***** Given information

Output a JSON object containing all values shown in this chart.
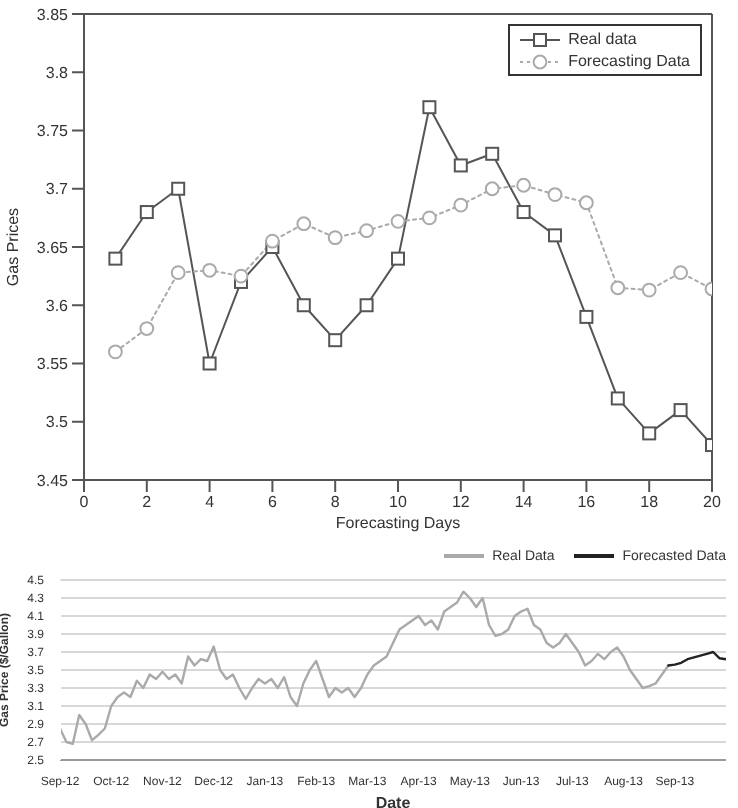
{
  "chart_data": [
    {
      "type": "line",
      "xlabel": "Forecasting Days",
      "ylabel": "Gas Prices",
      "x": [
        1,
        2,
        3,
        4,
        5,
        6,
        7,
        8,
        9,
        10,
        11,
        12,
        13,
        14,
        15,
        16,
        17,
        18,
        19,
        20
      ],
      "xlim": [
        0,
        20
      ],
      "xticks": [
        0,
        2,
        4,
        6,
        8,
        10,
        12,
        14,
        16,
        18,
        20
      ],
      "ylim": [
        3.45,
        3.85
      ],
      "yticks": [
        3.45,
        3.5,
        3.55,
        3.6,
        3.65,
        3.7,
        3.75,
        3.8,
        3.85
      ],
      "grid": false,
      "legend": "top right",
      "series": [
        {
          "name": "Real data",
          "color": "#555555",
          "marker": "square",
          "line_style": "solid",
          "values": [
            3.64,
            3.68,
            3.7,
            3.55,
            3.62,
            3.65,
            3.6,
            3.57,
            3.6,
            3.64,
            3.77,
            3.72,
            3.73,
            3.68,
            3.66,
            3.59,
            3.52,
            3.49,
            3.51,
            3.48
          ]
        },
        {
          "name": "Forecasting Data",
          "color": "#aaaaaa",
          "marker": "circle",
          "line_style": "dotted",
          "values": [
            3.56,
            3.58,
            3.628,
            3.63,
            3.625,
            3.655,
            3.67,
            3.658,
            3.664,
            3.672,
            3.675,
            3.686,
            3.7,
            3.703,
            3.695,
            3.688,
            3.615,
            3.613,
            3.628,
            3.614
          ]
        }
      ]
    },
    {
      "type": "line",
      "xlabel": "Date",
      "ylabel": "Gas Price ($/Gallon)",
      "ylim": [
        2.5,
        4.5
      ],
      "yticks": [
        2.5,
        2.7,
        2.9,
        3.1,
        3.3,
        3.5,
        3.7,
        3.9,
        4.1,
        4.3,
        4.5
      ],
      "grid": "y",
      "legend": "top right",
      "marker": "none",
      "categories": [
        "Sep-12",
        null,
        null,
        null,
        null,
        null,
        null,
        null,
        "Oct-12",
        null,
        null,
        null,
        null,
        null,
        null,
        null,
        "Nov-12",
        null,
        null,
        null,
        null,
        null,
        null,
        null,
        "Dec-12",
        null,
        null,
        null,
        null,
        null,
        null,
        null,
        "Jan-13",
        null,
        null,
        null,
        null,
        null,
        null,
        null,
        "Feb-13",
        null,
        null,
        null,
        null,
        null,
        null,
        null,
        "Mar-13",
        null,
        null,
        null,
        null,
        null,
        null,
        null,
        "Apr-13",
        null,
        null,
        null,
        null,
        null,
        null,
        null,
        "May-13",
        null,
        null,
        null,
        null,
        null,
        null,
        null,
        "Jun-13",
        null,
        null,
        null,
        null,
        null,
        null,
        null,
        "Jul-13",
        null,
        null,
        null,
        null,
        null,
        null,
        null,
        "Aug-13",
        null,
        null,
        null,
        null,
        null,
        null,
        null,
        "Sep-13",
        null,
        null,
        null,
        null,
        null,
        null,
        null,
        null
      ],
      "series": [
        {
          "name": "Real Data",
          "color": "#aaaaaa",
          "values": [
            2.85,
            2.7,
            2.68,
            3.0,
            2.9,
            2.72,
            2.78,
            2.85,
            3.1,
            3.2,
            3.25,
            3.2,
            3.38,
            3.3,
            3.45,
            3.4,
            3.48,
            3.4,
            3.45,
            3.35,
            3.65,
            3.55,
            3.62,
            3.6,
            3.76,
            3.5,
            3.4,
            3.45,
            3.3,
            3.18,
            3.3,
            3.4,
            3.35,
            3.4,
            3.3,
            3.42,
            3.2,
            3.1,
            3.35,
            3.5,
            3.6,
            3.4,
            3.2,
            3.3,
            3.25,
            3.3,
            3.2,
            3.3,
            3.45,
            3.55,
            3.6,
            3.65,
            3.8,
            3.95,
            4.0,
            4.05,
            4.1,
            4.0,
            4.05,
            3.95,
            4.15,
            4.2,
            4.25,
            4.37,
            4.3,
            4.2,
            4.3,
            4.0,
            3.88,
            3.9,
            3.95,
            4.1,
            4.15,
            4.18,
            4.0,
            3.95,
            3.8,
            3.75,
            3.8,
            3.9,
            3.8,
            3.7,
            3.55,
            3.6,
            3.68,
            3.62,
            3.7,
            3.75,
            3.65,
            3.5,
            3.4,
            3.3,
            3.32,
            3.35,
            3.45,
            3.55,
            null,
            null,
            null,
            null,
            null,
            null,
            null,
            null,
            null
          ]
        },
        {
          "name": "Forecasted Data",
          "color": "#222222",
          "values": [
            null,
            null,
            null,
            null,
            null,
            null,
            null,
            null,
            null,
            null,
            null,
            null,
            null,
            null,
            null,
            null,
            null,
            null,
            null,
            null,
            null,
            null,
            null,
            null,
            null,
            null,
            null,
            null,
            null,
            null,
            null,
            null,
            null,
            null,
            null,
            null,
            null,
            null,
            null,
            null,
            null,
            null,
            null,
            null,
            null,
            null,
            null,
            null,
            null,
            null,
            null,
            null,
            null,
            null,
            null,
            null,
            null,
            null,
            null,
            null,
            null,
            null,
            null,
            null,
            null,
            null,
            null,
            null,
            null,
            null,
            null,
            null,
            null,
            null,
            null,
            null,
            null,
            null,
            null,
            null,
            null,
            null,
            null,
            null,
            null,
            null,
            null,
            null,
            null,
            null,
            null,
            null,
            null,
            null,
            null,
            3.55,
            3.56,
            3.58,
            3.62,
            3.64,
            3.66,
            3.68,
            3.7,
            3.63,
            3.62
          ]
        }
      ]
    }
  ]
}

**********

**Problem requirements**
Scan the listing above. Collect all lines with the word "marker".

**Written answer**
          "marker": "square",
          "marker": "circle",
      "marker": "none",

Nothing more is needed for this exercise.